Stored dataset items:
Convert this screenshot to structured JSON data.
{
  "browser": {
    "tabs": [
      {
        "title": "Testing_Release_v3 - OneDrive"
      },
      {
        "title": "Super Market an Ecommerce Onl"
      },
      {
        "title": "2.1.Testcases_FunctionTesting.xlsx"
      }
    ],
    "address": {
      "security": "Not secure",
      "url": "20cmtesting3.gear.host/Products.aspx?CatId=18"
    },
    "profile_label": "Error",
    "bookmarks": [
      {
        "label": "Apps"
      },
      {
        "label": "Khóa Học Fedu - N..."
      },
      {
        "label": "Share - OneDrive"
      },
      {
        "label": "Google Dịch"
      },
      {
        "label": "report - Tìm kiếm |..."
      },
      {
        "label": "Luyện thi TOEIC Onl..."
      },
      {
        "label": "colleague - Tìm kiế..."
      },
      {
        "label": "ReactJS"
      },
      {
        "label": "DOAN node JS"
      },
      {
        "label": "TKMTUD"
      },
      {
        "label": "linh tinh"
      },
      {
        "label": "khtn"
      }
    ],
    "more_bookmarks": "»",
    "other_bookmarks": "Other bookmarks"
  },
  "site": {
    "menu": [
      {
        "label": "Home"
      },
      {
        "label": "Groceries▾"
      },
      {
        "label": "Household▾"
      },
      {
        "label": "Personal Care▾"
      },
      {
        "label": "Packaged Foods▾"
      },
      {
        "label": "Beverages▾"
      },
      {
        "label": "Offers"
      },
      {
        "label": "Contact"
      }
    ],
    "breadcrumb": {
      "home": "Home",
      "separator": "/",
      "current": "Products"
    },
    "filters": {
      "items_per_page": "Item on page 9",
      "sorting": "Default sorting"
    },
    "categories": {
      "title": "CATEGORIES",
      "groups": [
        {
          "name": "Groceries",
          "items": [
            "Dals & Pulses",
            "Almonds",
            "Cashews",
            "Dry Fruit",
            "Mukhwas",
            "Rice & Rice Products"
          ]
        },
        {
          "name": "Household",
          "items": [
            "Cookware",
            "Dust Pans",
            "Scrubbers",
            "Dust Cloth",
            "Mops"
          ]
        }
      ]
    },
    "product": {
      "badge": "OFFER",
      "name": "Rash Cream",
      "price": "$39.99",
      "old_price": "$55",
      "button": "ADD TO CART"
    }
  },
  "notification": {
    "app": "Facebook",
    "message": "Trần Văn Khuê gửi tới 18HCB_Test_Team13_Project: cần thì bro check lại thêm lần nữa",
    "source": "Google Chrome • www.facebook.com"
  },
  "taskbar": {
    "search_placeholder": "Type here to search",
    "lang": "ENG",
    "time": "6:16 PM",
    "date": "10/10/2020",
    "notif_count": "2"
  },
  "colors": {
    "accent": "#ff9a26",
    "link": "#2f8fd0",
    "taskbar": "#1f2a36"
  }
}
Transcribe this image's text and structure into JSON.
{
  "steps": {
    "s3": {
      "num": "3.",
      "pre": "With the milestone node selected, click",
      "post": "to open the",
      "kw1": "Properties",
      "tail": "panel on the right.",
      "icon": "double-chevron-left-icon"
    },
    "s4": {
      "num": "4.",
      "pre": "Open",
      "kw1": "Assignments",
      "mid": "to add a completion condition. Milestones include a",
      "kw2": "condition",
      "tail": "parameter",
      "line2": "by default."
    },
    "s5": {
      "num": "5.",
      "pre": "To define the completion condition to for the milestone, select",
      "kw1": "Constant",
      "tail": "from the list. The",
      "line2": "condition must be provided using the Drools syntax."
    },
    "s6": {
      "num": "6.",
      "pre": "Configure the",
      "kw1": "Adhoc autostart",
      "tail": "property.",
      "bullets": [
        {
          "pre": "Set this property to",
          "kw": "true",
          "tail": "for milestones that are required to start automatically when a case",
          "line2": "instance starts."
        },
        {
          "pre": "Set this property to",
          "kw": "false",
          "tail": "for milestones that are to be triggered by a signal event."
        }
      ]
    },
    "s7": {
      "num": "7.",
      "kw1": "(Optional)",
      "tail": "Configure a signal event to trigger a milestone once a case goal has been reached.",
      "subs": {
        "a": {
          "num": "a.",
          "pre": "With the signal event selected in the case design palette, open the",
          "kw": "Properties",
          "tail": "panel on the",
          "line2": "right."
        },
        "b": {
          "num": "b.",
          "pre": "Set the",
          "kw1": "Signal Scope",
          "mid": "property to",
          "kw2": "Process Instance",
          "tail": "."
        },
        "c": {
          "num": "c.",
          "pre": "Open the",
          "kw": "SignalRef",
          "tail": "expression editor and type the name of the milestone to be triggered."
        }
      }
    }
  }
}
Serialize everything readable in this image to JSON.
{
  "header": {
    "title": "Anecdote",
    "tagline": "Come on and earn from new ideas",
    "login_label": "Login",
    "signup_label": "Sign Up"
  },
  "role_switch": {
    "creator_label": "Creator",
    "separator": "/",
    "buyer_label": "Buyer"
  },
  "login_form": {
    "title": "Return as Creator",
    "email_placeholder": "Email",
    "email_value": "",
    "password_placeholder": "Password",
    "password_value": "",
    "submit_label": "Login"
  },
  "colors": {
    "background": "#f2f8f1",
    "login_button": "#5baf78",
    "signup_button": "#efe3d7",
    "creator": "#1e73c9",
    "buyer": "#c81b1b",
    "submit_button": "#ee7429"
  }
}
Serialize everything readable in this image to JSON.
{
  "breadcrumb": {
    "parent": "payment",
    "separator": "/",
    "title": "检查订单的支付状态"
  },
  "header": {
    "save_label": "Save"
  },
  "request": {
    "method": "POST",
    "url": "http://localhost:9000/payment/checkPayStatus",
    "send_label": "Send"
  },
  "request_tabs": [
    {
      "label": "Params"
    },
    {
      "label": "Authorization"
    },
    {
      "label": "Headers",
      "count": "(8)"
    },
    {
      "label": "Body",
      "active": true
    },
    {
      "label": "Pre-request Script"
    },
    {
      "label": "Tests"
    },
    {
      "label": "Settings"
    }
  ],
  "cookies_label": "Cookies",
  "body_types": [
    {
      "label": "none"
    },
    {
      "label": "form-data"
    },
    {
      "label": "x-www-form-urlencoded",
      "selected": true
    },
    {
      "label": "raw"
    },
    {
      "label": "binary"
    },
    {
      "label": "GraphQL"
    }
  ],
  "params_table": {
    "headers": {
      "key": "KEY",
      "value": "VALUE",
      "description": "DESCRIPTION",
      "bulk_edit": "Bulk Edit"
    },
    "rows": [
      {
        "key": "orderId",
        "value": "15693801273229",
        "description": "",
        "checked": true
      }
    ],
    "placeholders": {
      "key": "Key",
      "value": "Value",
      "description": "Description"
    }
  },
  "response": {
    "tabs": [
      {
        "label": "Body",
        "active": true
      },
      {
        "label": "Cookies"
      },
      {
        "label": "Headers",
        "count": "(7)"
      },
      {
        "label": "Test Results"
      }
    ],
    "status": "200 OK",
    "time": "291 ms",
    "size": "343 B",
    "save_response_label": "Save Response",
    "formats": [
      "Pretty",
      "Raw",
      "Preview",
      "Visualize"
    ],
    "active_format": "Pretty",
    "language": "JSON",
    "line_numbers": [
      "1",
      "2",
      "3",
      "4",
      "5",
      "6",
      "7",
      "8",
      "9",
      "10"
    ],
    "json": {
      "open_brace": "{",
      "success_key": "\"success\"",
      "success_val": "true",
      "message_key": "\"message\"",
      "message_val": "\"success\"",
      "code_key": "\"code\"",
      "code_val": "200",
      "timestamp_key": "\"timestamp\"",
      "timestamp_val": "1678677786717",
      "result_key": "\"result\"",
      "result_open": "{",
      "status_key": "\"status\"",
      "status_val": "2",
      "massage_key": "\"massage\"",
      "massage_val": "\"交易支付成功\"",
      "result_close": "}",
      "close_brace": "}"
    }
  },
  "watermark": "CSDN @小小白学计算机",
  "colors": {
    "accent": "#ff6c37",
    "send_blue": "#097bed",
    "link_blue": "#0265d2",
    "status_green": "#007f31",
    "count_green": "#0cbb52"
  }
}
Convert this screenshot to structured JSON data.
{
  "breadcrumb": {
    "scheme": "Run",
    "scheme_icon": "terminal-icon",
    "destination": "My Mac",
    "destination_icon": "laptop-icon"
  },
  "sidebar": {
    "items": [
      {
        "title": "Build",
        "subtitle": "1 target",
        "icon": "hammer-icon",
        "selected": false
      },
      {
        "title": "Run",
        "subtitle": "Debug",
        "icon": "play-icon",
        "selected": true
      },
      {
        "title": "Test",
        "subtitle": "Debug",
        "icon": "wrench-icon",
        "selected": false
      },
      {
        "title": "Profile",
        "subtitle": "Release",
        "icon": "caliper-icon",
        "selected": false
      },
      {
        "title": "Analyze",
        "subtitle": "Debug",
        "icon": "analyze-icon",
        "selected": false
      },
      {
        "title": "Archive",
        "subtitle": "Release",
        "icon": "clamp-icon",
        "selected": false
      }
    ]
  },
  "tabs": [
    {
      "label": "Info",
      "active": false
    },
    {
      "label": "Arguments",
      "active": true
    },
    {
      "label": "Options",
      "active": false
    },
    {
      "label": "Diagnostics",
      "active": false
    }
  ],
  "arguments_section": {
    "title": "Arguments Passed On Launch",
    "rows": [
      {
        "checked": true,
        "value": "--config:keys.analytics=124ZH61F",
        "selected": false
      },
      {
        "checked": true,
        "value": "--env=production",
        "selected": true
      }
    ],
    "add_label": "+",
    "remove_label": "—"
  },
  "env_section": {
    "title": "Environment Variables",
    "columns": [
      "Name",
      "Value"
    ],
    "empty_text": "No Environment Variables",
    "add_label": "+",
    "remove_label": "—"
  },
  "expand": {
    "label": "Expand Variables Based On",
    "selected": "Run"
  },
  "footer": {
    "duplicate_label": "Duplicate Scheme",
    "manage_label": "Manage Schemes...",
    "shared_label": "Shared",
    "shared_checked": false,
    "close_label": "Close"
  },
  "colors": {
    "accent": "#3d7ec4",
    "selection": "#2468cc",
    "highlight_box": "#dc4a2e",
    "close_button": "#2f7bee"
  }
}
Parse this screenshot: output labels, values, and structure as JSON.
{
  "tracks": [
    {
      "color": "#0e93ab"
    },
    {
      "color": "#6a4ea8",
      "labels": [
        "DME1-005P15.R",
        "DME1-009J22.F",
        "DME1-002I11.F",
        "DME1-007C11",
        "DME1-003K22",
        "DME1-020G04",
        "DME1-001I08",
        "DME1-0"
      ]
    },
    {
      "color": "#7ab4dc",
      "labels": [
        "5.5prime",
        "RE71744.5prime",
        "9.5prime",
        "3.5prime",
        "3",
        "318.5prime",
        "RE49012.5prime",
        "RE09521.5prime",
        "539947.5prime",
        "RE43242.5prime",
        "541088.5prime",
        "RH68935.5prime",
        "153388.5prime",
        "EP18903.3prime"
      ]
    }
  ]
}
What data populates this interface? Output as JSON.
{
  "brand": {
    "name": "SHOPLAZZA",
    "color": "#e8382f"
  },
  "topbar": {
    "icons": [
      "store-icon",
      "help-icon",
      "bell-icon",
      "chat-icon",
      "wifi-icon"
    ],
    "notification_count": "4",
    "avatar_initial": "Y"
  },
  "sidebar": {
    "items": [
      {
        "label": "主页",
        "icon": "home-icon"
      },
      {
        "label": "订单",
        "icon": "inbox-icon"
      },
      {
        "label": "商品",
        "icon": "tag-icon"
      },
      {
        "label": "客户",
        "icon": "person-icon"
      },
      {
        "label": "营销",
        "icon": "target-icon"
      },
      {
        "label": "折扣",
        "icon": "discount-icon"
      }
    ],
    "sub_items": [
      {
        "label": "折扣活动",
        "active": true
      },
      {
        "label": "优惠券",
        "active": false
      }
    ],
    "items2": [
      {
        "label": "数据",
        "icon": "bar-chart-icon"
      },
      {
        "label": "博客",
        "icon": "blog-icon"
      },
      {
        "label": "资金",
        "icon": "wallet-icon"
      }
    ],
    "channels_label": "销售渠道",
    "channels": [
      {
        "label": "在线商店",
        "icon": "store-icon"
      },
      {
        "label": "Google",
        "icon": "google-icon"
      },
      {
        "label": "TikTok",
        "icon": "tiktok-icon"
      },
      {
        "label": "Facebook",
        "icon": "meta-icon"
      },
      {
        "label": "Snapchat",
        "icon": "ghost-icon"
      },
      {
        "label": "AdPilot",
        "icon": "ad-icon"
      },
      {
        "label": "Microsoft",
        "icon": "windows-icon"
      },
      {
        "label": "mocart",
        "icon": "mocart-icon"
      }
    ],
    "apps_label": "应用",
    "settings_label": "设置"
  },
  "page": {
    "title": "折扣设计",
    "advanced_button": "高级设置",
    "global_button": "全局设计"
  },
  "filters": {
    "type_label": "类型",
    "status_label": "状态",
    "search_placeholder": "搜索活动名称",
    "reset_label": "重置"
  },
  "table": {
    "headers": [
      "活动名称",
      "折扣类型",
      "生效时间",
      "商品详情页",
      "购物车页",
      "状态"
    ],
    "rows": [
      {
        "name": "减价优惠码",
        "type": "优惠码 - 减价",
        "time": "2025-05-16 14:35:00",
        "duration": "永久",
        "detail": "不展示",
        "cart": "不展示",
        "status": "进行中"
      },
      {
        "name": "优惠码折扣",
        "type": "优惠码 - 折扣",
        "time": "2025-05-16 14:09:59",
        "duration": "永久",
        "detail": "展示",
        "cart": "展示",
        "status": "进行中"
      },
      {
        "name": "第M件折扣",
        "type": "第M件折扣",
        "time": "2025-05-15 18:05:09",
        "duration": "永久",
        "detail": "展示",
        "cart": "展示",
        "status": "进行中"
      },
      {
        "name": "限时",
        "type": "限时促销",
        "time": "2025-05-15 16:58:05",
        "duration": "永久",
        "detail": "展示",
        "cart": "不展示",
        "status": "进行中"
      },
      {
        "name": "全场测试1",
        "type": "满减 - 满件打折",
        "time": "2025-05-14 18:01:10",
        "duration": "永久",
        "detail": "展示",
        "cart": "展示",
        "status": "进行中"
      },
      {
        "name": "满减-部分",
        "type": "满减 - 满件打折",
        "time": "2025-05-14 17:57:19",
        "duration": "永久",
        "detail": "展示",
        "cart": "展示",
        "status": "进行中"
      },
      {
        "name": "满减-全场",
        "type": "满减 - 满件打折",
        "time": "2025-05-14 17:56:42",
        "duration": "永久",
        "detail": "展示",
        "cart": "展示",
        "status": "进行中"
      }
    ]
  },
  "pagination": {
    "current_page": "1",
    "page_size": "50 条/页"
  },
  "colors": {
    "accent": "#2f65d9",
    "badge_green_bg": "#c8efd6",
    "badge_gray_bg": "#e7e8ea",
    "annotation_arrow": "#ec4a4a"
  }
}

■ DIRECTIONS FOR THIS TASK:
List every line from the entries above in which "that" appears.

■ SOLUTION TO THE PROBLEM:
          "tail": "for milestones that are required to start automatically when a case",
          "tail": "for milestones that are to be triggered by a signal event."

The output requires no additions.